All of the material below is to be repeated exactly.

+++ Input data

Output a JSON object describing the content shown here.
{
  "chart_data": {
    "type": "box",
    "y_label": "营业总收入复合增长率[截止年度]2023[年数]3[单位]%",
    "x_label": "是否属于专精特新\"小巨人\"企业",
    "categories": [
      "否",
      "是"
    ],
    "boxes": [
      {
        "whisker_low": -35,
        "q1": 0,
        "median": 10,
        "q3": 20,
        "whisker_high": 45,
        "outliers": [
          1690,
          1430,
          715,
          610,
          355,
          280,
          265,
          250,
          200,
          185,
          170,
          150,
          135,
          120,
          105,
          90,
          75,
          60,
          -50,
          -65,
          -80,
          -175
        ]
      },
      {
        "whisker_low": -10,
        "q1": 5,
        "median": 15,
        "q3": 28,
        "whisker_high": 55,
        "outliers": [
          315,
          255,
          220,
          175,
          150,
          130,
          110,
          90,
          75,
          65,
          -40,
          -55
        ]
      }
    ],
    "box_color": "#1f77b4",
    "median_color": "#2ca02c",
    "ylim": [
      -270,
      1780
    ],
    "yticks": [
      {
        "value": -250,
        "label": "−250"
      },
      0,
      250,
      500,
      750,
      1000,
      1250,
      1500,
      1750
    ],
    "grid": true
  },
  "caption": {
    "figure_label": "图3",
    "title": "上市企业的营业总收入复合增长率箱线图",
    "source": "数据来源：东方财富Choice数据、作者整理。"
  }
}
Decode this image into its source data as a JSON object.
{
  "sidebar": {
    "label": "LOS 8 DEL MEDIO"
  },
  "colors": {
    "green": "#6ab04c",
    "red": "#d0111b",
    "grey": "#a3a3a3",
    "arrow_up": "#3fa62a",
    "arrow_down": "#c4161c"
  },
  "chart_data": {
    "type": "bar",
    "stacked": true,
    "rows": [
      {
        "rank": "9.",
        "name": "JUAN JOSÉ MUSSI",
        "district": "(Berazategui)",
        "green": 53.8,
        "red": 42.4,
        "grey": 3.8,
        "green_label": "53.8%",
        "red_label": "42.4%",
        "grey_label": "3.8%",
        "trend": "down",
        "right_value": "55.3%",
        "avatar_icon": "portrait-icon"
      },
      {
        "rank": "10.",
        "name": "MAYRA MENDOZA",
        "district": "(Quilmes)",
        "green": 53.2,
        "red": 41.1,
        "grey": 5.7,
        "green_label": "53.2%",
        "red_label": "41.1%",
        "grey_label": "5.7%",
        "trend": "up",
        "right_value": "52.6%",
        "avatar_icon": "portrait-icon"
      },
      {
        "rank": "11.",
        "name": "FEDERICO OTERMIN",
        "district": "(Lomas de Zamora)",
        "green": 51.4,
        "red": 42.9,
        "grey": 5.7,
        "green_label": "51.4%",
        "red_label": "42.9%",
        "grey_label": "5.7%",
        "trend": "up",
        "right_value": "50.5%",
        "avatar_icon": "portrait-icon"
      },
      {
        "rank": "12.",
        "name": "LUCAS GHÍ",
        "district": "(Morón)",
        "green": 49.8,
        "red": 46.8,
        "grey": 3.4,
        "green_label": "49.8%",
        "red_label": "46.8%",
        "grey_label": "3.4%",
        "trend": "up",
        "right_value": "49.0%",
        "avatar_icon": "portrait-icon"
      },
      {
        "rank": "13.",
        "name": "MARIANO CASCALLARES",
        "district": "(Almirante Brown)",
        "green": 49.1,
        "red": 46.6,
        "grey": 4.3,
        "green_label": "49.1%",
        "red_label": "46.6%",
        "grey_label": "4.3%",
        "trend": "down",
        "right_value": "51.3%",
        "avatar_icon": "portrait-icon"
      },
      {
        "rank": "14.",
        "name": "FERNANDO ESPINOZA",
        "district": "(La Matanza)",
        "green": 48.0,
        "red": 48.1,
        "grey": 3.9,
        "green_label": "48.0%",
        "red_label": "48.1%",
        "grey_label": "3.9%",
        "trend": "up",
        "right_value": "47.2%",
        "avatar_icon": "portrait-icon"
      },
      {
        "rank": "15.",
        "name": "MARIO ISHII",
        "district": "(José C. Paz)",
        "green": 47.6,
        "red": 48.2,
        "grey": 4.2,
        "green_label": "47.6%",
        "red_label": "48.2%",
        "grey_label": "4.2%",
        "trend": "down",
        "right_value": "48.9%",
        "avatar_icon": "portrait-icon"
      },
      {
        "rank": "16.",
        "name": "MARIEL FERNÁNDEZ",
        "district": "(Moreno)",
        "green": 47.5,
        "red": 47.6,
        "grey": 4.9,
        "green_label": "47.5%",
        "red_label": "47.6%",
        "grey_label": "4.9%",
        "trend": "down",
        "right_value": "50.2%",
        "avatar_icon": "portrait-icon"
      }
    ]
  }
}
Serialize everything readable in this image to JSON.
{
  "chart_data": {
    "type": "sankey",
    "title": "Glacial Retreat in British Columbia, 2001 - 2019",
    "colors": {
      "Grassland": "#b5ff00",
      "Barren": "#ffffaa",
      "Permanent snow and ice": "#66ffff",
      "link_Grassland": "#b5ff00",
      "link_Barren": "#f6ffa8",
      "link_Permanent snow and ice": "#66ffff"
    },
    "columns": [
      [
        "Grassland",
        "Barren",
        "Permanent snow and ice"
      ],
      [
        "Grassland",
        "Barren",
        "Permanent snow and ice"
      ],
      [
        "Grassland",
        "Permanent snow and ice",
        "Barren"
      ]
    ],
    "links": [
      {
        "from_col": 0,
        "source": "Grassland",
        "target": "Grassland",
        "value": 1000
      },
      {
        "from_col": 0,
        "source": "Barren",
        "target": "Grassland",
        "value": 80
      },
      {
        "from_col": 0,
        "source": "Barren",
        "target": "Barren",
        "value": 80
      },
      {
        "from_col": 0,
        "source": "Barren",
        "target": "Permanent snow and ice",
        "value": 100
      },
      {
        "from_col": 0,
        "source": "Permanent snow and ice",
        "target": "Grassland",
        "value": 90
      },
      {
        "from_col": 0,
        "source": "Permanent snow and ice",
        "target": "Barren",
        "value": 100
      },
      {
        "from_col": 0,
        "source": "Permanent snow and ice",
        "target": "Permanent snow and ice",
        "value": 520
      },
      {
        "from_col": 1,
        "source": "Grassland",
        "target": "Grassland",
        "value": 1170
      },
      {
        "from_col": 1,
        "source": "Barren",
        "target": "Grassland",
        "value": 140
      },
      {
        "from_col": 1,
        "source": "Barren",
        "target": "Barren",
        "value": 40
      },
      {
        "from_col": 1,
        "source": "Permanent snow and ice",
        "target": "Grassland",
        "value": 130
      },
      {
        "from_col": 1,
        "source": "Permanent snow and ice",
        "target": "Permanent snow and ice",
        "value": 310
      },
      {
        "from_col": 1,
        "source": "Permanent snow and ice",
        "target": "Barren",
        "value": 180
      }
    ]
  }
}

++++++

Task result =
Output a JSON object describing the content shown here.
{
  "chart_data": {
    "type": "box",
    "y_label": "营业总收入复合增长率[截止年度]2023[年数]3[单位]%",
    "x_label": "是否属于专精特新\"小巨人\"企业",
    "categories": [
      "否",
      "是"
    ],
    "boxes": [
      {
        "whisker_low": -35,
        "q1": 0,
        "median": 10,
        "q3": 20,
        "whisker_high": 45,
        "outliers": [
          1690,
          1430,
          715,
          610,
          355,
          280,
          265,
          250,
          200,
          185,
          170,
          150,
          135,
          120,
          105,
          90,
          75,
          60,
          -50,
          -65,
          -80,
          -175
        ]
      },
      {
        "whisker_low": -10,
        "q1": 5,
        "median": 15,
        "q3": 28,
        "whisker_high": 55,
        "outliers": [
          315,
          255,
          220,
          175,
          150,
          130,
          110,
          90,
          75,
          65,
          -40,
          -55
        ]
      }
    ],
    "box_color": "#1f77b4",
    "median_color": "#2ca02c",
    "ylim": [
      -270,
      1780
    ],
    "yticks": [
      {
        "value": -250,
        "label": "−250"
      },
      0,
      250,
      500,
      750,
      1000,
      1250,
      1500,
      1750
    ],
    "grid": true
  },
  "caption": {
    "figure_label": "图3",
    "title": "上市企业的营业总收入复合增长率箱线图",
    "source": "数据来源：东方财富Choice数据、作者整理。"
  }
}
Decode this image into its source data as a JSON object.
{
  "sidebar": {
    "label": "LOS 8 DEL MEDIO"
  },
  "colors": {
    "green": "#6ab04c",
    "red": "#d0111b",
    "grey": "#a3a3a3",
    "arrow_up": "#3fa62a",
    "arrow_down": "#c4161c"
  },
  "chart_data": {
    "type": "bar",
    "stacked": true,
    "rows": [
      {
        "rank": "9.",
        "name": "JUAN JOSÉ MUSSI",
        "district": "(Berazategui)",
        "green": 53.8,
        "red": 42.4,
        "grey": 3.8,
        "green_label": "53.8%",
        "red_label": "42.4%",
        "grey_label": "3.8%",
        "trend": "down",
        "right_value": "55.3%",
        "avatar_icon": "portrait-icon"
      },
      {
        "rank": "10.",
        "name": "MAYRA MENDOZA",
        "district": "(Quilmes)",
        "green": 53.2,
        "red": 41.1,
        "grey": 5.7,
        "green_label": "53.2%",
        "red_label": "41.1%",
        "grey_label": "5.7%",
        "trend": "up",
        "right_value": "52.6%",
        "avatar_icon": "portrait-icon"
      },
      {
        "rank": "11.",
        "name": "FEDERICO OTERMIN",
        "district": "(Lomas de Zamora)",
        "green": 51.4,
        "red": 42.9,
        "grey": 5.7,
        "green_label": "51.4%",
        "red_label": "42.9%",
        "grey_label": "5.7%",
        "trend": "up",
        "right_value": "50.5%",
        "avatar_icon": "portrait-icon"
      },
      {
        "rank": "12.",
        "name": "LUCAS GHÍ",
        "district": "(Morón)",
        "green": 49.8,
        "red": 46.8,
        "grey": 3.4,
        "green_label": "49.8%",
        "red_label": "46.8%",
        "grey_label": "3.4%",
        "trend": "up",
        "right_value": "49.0%",
        "avatar_icon": "portrait-icon"
      },
      {
        "rank": "13.",
        "name": "MARIANO CASCALLARES",
        "district": "(Almirante Brown)",
        "green": 49.1,
        "red": 46.6,
        "grey": 4.3,
        "green_label": "49.1%",
        "red_label": "46.6%",
        "grey_label": "4.3%",
        "trend": "down",
        "right_value": "51.3%",
        "avatar_icon": "portrait-icon"
      },
      {
        "rank": "14.",
        "name": "FERNANDO ESPINOZA",
        "district": "(La Matanza)",
        "green": 48.0,
        "red": 48.1,
        "grey": 3.9,
        "green_label": "48.0%",
        "red_label": "48.1%",
        "grey_label": "3.9%",
        "trend": "up",
        "right_value": "47.2%",
        "avatar_icon": "portrait-icon"
      },
      {
        "rank": "15.",
        "name": "MARIO ISHII",
        "district": "(José C. Paz)",
        "green": 47.6,
        "red": 48.2,
        "grey": 4.2,
        "green_label": "47.6%",
        "red_label": "48.2%",
        "grey_label": "4.2%",
        "trend": "down",
        "right_value": "48.9%",
        "avatar_icon": "portrait-icon"
      },
      {
        "rank": "16.",
        "name": "MARIEL FERNÁNDEZ",
        "district": "(Moreno)",
        "green": 47.5,
        "red": 47.6,
        "grey": 4.9,
        "green_label": "47.5%",
        "red_label": "47.6%",
        "grey_label": "4.9%",
        "trend": "down",
        "right_value": "50.2%",
        "avatar_icon": "portrait-icon"
      }
    ]
  }
}
Serialize everything readable in this image to JSON.
{
  "chart_data": {
    "type": "sankey",
    "title": "Glacial Retreat in British Columbia, 2001 - 2019",
    "colors": {
      "Grassland": "#b5ff00",
      "Barren": "#ffffaa",
      "Permanent snow and ice": "#66ffff",
      "link_Grassland": "#b5ff00",
      "link_Barren": "#f6ffa8",
      "link_Permanent snow and ice": "#66ffff"
    },
    "columns": [
      [
        "Grassland",
        "Barren",
        "Permanent snow and ice"
      ],
      [
        "Grassland",
        "Barren",
        "Permanent snow and ice"
      ],
      [
        "Grassland",
        "Permanent snow and ice",
        "Barren"
      ]
    ],
    "links": [
      {
        "from_col": 0,
        "source": "Grassland",
        "target": "Grassland",
        "value": 1000
      },
      {
        "from_col": 0,
        "source": "Barren",
        "target": "Grassland",
        "value": 80
      },
      {
        "from_col": 0,
        "source": "Barren",
        "target": "Barren",
        "value": 80
      },
      {
        "from_col": 0,
        "source": "Barren",
        "target": "Permanent snow and ice",
        "value": 100
      },
      {
        "from_col": 0,
        "source": "Permanent snow and ice",
        "target": "Grassland",
        "value": 90
      },
      {
        "from_col": 0,
        "source": "Permanent snow and ice",
        "target": "Barren",
        "value": 100
      },
      {
        "from_col": 0,
        "source": "Permanent snow and ice",
        "target": "Permanent snow and ice",
        "value": 520
      },
      {
        "from_col": 1,
        "source": "Grassland",
        "target": "Grassland",
        "value": 1170
      },
      {
        "from_col": 1,
        "source": "Barren",
        "target": "Grassland",
        "value": 140
      },
      {
        "from_col": 1,
        "source": "Barren",
        "target": "Barren",
        "value": 40
      },
      {
        "from_col": 1,
        "source": "Permanent snow and ice",
        "target": "Grassland",
        "value": 130
      },
      {
        "from_col": 1,
        "source": "Permanent snow and ice",
        "target": "Permanent snow and ice",
        "value": 310
      },
      {
        "from_col": 1,
        "source": "Permanent snow and ice",
        "target": "Barren",
        "value": 180
      }
    ]
  }
}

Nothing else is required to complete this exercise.